(Figure contents as structured data)
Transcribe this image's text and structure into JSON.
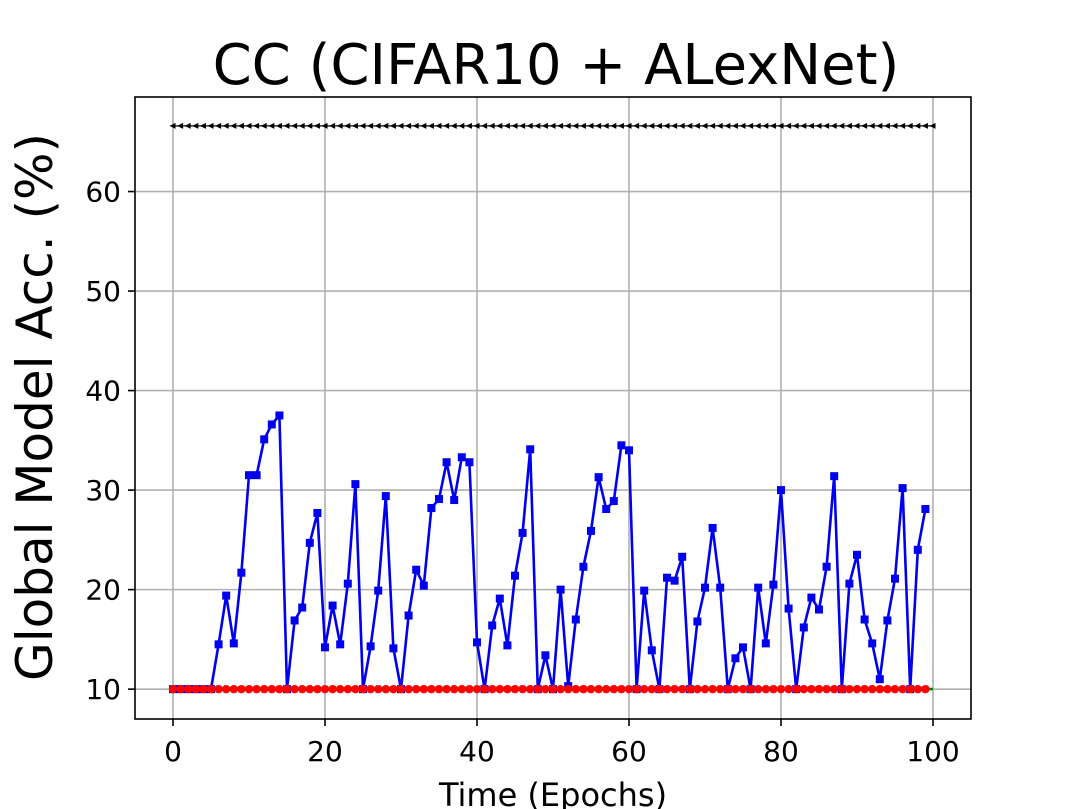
{
  "chart_data": {
    "type": "line",
    "title": "CC (CIFAR10 + ALexNet)",
    "xlabel": "Time (Epochs)",
    "ylabel": "Global Model Acc. (%)",
    "xlim": [
      -5,
      105
    ],
    "ylim": [
      7,
      69.5
    ],
    "xticks": [
      0,
      20,
      40,
      60,
      80,
      100
    ],
    "yticks": [
      10,
      20,
      30,
      40,
      50,
      60
    ],
    "grid": true,
    "series": [
      {
        "color": "#000000",
        "marker": "triangle-left",
        "x": [
          0,
          1,
          2,
          3,
          4,
          5,
          6,
          7,
          8,
          9,
          10,
          11,
          12,
          13,
          14,
          15,
          16,
          17,
          18,
          19,
          20,
          21,
          22,
          23,
          24,
          25,
          26,
          27,
          28,
          29,
          30,
          31,
          32,
          33,
          34,
          35,
          36,
          37,
          38,
          39,
          40,
          41,
          42,
          43,
          44,
          45,
          46,
          47,
          48,
          49,
          50,
          51,
          52,
          53,
          54,
          55,
          56,
          57,
          58,
          59,
          60,
          61,
          62,
          63,
          64,
          65,
          66,
          67,
          68,
          69,
          70,
          71,
          72,
          73,
          74,
          75,
          76,
          77,
          78,
          79,
          80,
          81,
          82,
          83,
          84,
          85,
          86,
          87,
          88,
          89,
          90,
          91,
          92,
          93,
          94,
          95,
          96,
          97,
          98,
          99,
          100
        ],
        "values": [
          66.6,
          66.6,
          66.6,
          66.6,
          66.6,
          66.6,
          66.6,
          66.6,
          66.6,
          66.6,
          66.6,
          66.6,
          66.6,
          66.6,
          66.6,
          66.6,
          66.6,
          66.6,
          66.6,
          66.6,
          66.6,
          66.6,
          66.6,
          66.6,
          66.6,
          66.6,
          66.6,
          66.6,
          66.6,
          66.6,
          66.6,
          66.6,
          66.6,
          66.6,
          66.6,
          66.6,
          66.6,
          66.6,
          66.6,
          66.6,
          66.6,
          66.6,
          66.6,
          66.6,
          66.6,
          66.6,
          66.6,
          66.6,
          66.6,
          66.6,
          66.6,
          66.6,
          66.6,
          66.6,
          66.6,
          66.6,
          66.6,
          66.6,
          66.6,
          66.6,
          66.6,
          66.6,
          66.6,
          66.6,
          66.6,
          66.6,
          66.6,
          66.6,
          66.6,
          66.6,
          66.6,
          66.6,
          66.6,
          66.6,
          66.6,
          66.6,
          66.6,
          66.6,
          66.6,
          66.6,
          66.6,
          66.6,
          66.6,
          66.6,
          66.6,
          66.6,
          66.6,
          66.6,
          66.6,
          66.6,
          66.6,
          66.6,
          66.6,
          66.6,
          66.6,
          66.6,
          66.6,
          66.6,
          66.6,
          66.6,
          66.6
        ]
      },
      {
        "color": "#0000ee",
        "marker": "square",
        "x": [
          0,
          1,
          2,
          3,
          4,
          5,
          6,
          7,
          8,
          9,
          10,
          11,
          12,
          13,
          14,
          15,
          16,
          17,
          18,
          19,
          20,
          21,
          22,
          23,
          24,
          25,
          26,
          27,
          28,
          29,
          30,
          31,
          32,
          33,
          34,
          35,
          36,
          37,
          38,
          39,
          40,
          41,
          42,
          43,
          44,
          45,
          46,
          47,
          48,
          49,
          50,
          51,
          52,
          53,
          54,
          55,
          56,
          57,
          58,
          59,
          60,
          61,
          62,
          63,
          64,
          65,
          66,
          67,
          68,
          69,
          70,
          71,
          72,
          73,
          74,
          75,
          76,
          77,
          78,
          79,
          80,
          81,
          82,
          83,
          84,
          85,
          86,
          87,
          88,
          89,
          90,
          91,
          92,
          93,
          94,
          95,
          96,
          97,
          98,
          99
        ],
        "values": [
          10,
          10,
          10,
          10,
          10,
          10,
          14.5,
          19.4,
          14.6,
          21.7,
          31.5,
          31.5,
          35.1,
          36.6,
          37.5,
          10,
          16.9,
          18.2,
          24.7,
          27.7,
          14.2,
          18.4,
          14.5,
          20.6,
          30.6,
          10,
          14.3,
          19.9,
          29.4,
          14.1,
          10,
          17.4,
          22,
          20.4,
          28.2,
          29.1,
          32.8,
          29,
          33.3,
          32.8,
          14.7,
          10,
          16.4,
          19.1,
          14.4,
          21.4,
          25.7,
          34.1,
          10,
          13.4,
          10,
          20,
          10.3,
          17,
          22.3,
          25.9,
          31.3,
          28.1,
          28.9,
          34.5,
          34,
          10,
          19.9,
          13.9,
          10,
          21.2,
          20.9,
          23.3,
          10,
          16.8,
          20.2,
          26.2,
          20.2,
          10,
          13.1,
          14.2,
          10,
          20.2,
          14.6,
          20.5,
          30,
          18.1,
          10,
          16.2,
          19.2,
          18,
          22.3,
          31.4,
          10,
          20.6,
          23.5,
          17,
          14.6,
          11,
          16.9,
          21.1,
          30.2,
          10,
          24,
          28.1
        ]
      },
      {
        "color": "#008000",
        "marker": "none",
        "x": [
          0,
          100
        ],
        "values": [
          10,
          10
        ]
      },
      {
        "color": "#ff0000",
        "marker": "circle",
        "x": [
          0,
          1,
          2,
          3,
          4,
          5,
          6,
          7,
          8,
          9,
          10,
          11,
          12,
          13,
          14,
          15,
          16,
          17,
          18,
          19,
          20,
          21,
          22,
          23,
          24,
          25,
          26,
          27,
          28,
          29,
          30,
          31,
          32,
          33,
          34,
          35,
          36,
          37,
          38,
          39,
          40,
          41,
          42,
          43,
          44,
          45,
          46,
          47,
          48,
          49,
          50,
          51,
          52,
          53,
          54,
          55,
          56,
          57,
          58,
          59,
          60,
          61,
          62,
          63,
          64,
          65,
          66,
          67,
          68,
          69,
          70,
          71,
          72,
          73,
          74,
          75,
          76,
          77,
          78,
          79,
          80,
          81,
          82,
          83,
          84,
          85,
          86,
          87,
          88,
          89,
          90,
          91,
          92,
          93,
          94,
          95,
          96,
          97,
          98,
          99
        ],
        "values": [
          10,
          10,
          10,
          10,
          10,
          10,
          10,
          10,
          10,
          10,
          10,
          10,
          10,
          10,
          10,
          10,
          10,
          10,
          10,
          10,
          10,
          10,
          10,
          10,
          10,
          10,
          10,
          10,
          10,
          10,
          10,
          10,
          10,
          10,
          10,
          10,
          10,
          10,
          10,
          10,
          10,
          10,
          10,
          10,
          10,
          10,
          10,
          10,
          10,
          10,
          10,
          10,
          10,
          10,
          10,
          10,
          10,
          10,
          10,
          10,
          10,
          10,
          10,
          10,
          10,
          10,
          10,
          10,
          10,
          10,
          10,
          10,
          10,
          10,
          10,
          10,
          10,
          10,
          10,
          10,
          10,
          10,
          10,
          10,
          10,
          10,
          10,
          10,
          10,
          10,
          10,
          10,
          10,
          10,
          10,
          10,
          10,
          10,
          10,
          10
        ]
      }
    ]
  }
}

§ **Written exercise**:
Reproduce every entry word for word, but skip any pictures.

§ **Answer to the task**:
Transcribe this image's text and structure into JSON.
{
  "chart_data": {
    "type": "line",
    "title": "CC (CIFAR10 + ALexNet)",
    "xlabel": "Time (Epochs)",
    "ylabel": "Global Model Acc. (%)",
    "xlim": [
      -5,
      105
    ],
    "ylim": [
      7,
      69.5
    ],
    "xticks": [
      0,
      20,
      40,
      60,
      80,
      100
    ],
    "yticks": [
      10,
      20,
      30,
      40,
      50,
      60
    ],
    "grid": true,
    "series": [
      {
        "color": "#000000",
        "marker": "triangle-left",
        "x": [
          0,
          1,
          2,
          3,
          4,
          5,
          6,
          7,
          8,
          9,
          10,
          11,
          12,
          13,
          14,
          15,
          16,
          17,
          18,
          19,
          20,
          21,
          22,
          23,
          24,
          25,
          26,
          27,
          28,
          29,
          30,
          31,
          32,
          33,
          34,
          35,
          36,
          37,
          38,
          39,
          40,
          41,
          42,
          43,
          44,
          45,
          46,
          47,
          48,
          49,
          50,
          51,
          52,
          53,
          54,
          55,
          56,
          57,
          58,
          59,
          60,
          61,
          62,
          63,
          64,
          65,
          66,
          67,
          68,
          69,
          70,
          71,
          72,
          73,
          74,
          75,
          76,
          77,
          78,
          79,
          80,
          81,
          82,
          83,
          84,
          85,
          86,
          87,
          88,
          89,
          90,
          91,
          92,
          93,
          94,
          95,
          96,
          97,
          98,
          99,
          100
        ],
        "values": [
          66.6,
          66.6,
          66.6,
          66.6,
          66.6,
          66.6,
          66.6,
          66.6,
          66.6,
          66.6,
          66.6,
          66.6,
          66.6,
          66.6,
          66.6,
          66.6,
          66.6,
          66.6,
          66.6,
          66.6,
          66.6,
          66.6,
          66.6,
          66.6,
          66.6,
          66.6,
          66.6,
          66.6,
          66.6,
          66.6,
          66.6,
          66.6,
          66.6,
          66.6,
          66.6,
          66.6,
          66.6,
          66.6,
          66.6,
          66.6,
          66.6,
          66.6,
          66.6,
          66.6,
          66.6,
          66.6,
          66.6,
          66.6,
          66.6,
          66.6,
          66.6,
          66.6,
          66.6,
          66.6,
          66.6,
          66.6,
          66.6,
          66.6,
          66.6,
          66.6,
          66.6,
          66.6,
          66.6,
          66.6,
          66.6,
          66.6,
          66.6,
          66.6,
          66.6,
          66.6,
          66.6,
          66.6,
          66.6,
          66.6,
          66.6,
          66.6,
          66.6,
          66.6,
          66.6,
          66.6,
          66.6,
          66.6,
          66.6,
          66.6,
          66.6,
          66.6,
          66.6,
          66.6,
          66.6,
          66.6,
          66.6,
          66.6,
          66.6,
          66.6,
          66.6,
          66.6,
          66.6,
          66.6,
          66.6,
          66.6,
          66.6
        ]
      },
      {
        "color": "#0000ee",
        "marker": "square",
        "x": [
          0,
          1,
          2,
          3,
          4,
          5,
          6,
          7,
          8,
          9,
          10,
          11,
          12,
          13,
          14,
          15,
          16,
          17,
          18,
          19,
          20,
          21,
          22,
          23,
          24,
          25,
          26,
          27,
          28,
          29,
          30,
          31,
          32,
          33,
          34,
          35,
          36,
          37,
          38,
          39,
          40,
          41,
          42,
          43,
          44,
          45,
          46,
          47,
          48,
          49,
          50,
          51,
          52,
          53,
          54,
          55,
          56,
          57,
          58,
          59,
          60,
          61,
          62,
          63,
          64,
          65,
          66,
          67,
          68,
          69,
          70,
          71,
          72,
          73,
          74,
          75,
          76,
          77,
          78,
          79,
          80,
          81,
          82,
          83,
          84,
          85,
          86,
          87,
          88,
          89,
          90,
          91,
          92,
          93,
          94,
          95,
          96,
          97,
          98,
          99
        ],
        "values": [
          10,
          10,
          10,
          10,
          10,
          10,
          14.5,
          19.4,
          14.6,
          21.7,
          31.5,
          31.5,
          35.1,
          36.6,
          37.5,
          10,
          16.9,
          18.2,
          24.7,
          27.7,
          14.2,
          18.4,
          14.5,
          20.6,
          30.6,
          10,
          14.3,
          19.9,
          29.4,
          14.1,
          10,
          17.4,
          22,
          20.4,
          28.2,
          29.1,
          32.8,
          29,
          33.3,
          32.8,
          14.7,
          10,
          16.4,
          19.1,
          14.4,
          21.4,
          25.7,
          34.1,
          10,
          13.4,
          10,
          20,
          10.3,
          17,
          22.3,
          25.9,
          31.3,
          28.1,
          28.9,
          34.5,
          34,
          10,
          19.9,
          13.9,
          10,
          21.2,
          20.9,
          23.3,
          10,
          16.8,
          20.2,
          26.2,
          20.2,
          10,
          13.1,
          14.2,
          10,
          20.2,
          14.6,
          20.5,
          30,
          18.1,
          10,
          16.2,
          19.2,
          18,
          22.3,
          31.4,
          10,
          20.6,
          23.5,
          17,
          14.6,
          11,
          16.9,
          21.1,
          30.2,
          10,
          24,
          28.1
        ]
      },
      {
        "color": "#008000",
        "marker": "none",
        "x": [
          0,
          100
        ],
        "values": [
          10,
          10
        ]
      },
      {
        "color": "#ff0000",
        "marker": "circle",
        "x": [
          0,
          1,
          2,
          3,
          4,
          5,
          6,
          7,
          8,
          9,
          10,
          11,
          12,
          13,
          14,
          15,
          16,
          17,
          18,
          19,
          20,
          21,
          22,
          23,
          24,
          25,
          26,
          27,
          28,
          29,
          30,
          31,
          32,
          33,
          34,
          35,
          36,
          37,
          38,
          39,
          40,
          41,
          42,
          43,
          44,
          45,
          46,
          47,
          48,
          49,
          50,
          51,
          52,
          53,
          54,
          55,
          56,
          57,
          58,
          59,
          60,
          61,
          62,
          63,
          64,
          65,
          66,
          67,
          68,
          69,
          70,
          71,
          72,
          73,
          74,
          75,
          76,
          77,
          78,
          79,
          80,
          81,
          82,
          83,
          84,
          85,
          86,
          87,
          88,
          89,
          90,
          91,
          92,
          93,
          94,
          95,
          96,
          97,
          98,
          99
        ],
        "values": [
          10,
          10,
          10,
          10,
          10,
          10,
          10,
          10,
          10,
          10,
          10,
          10,
          10,
          10,
          10,
          10,
          10,
          10,
          10,
          10,
          10,
          10,
          10,
          10,
          10,
          10,
          10,
          10,
          10,
          10,
          10,
          10,
          10,
          10,
          10,
          10,
          10,
          10,
          10,
          10,
          10,
          10,
          10,
          10,
          10,
          10,
          10,
          10,
          10,
          10,
          10,
          10,
          10,
          10,
          10,
          10,
          10,
          10,
          10,
          10,
          10,
          10,
          10,
          10,
          10,
          10,
          10,
          10,
          10,
          10,
          10,
          10,
          10,
          10,
          10,
          10,
          10,
          10,
          10,
          10,
          10,
          10,
          10,
          10,
          10,
          10,
          10,
          10,
          10,
          10,
          10,
          10,
          10,
          10,
          10,
          10,
          10,
          10,
          10,
          10
        ]
      }
    ]
  }
}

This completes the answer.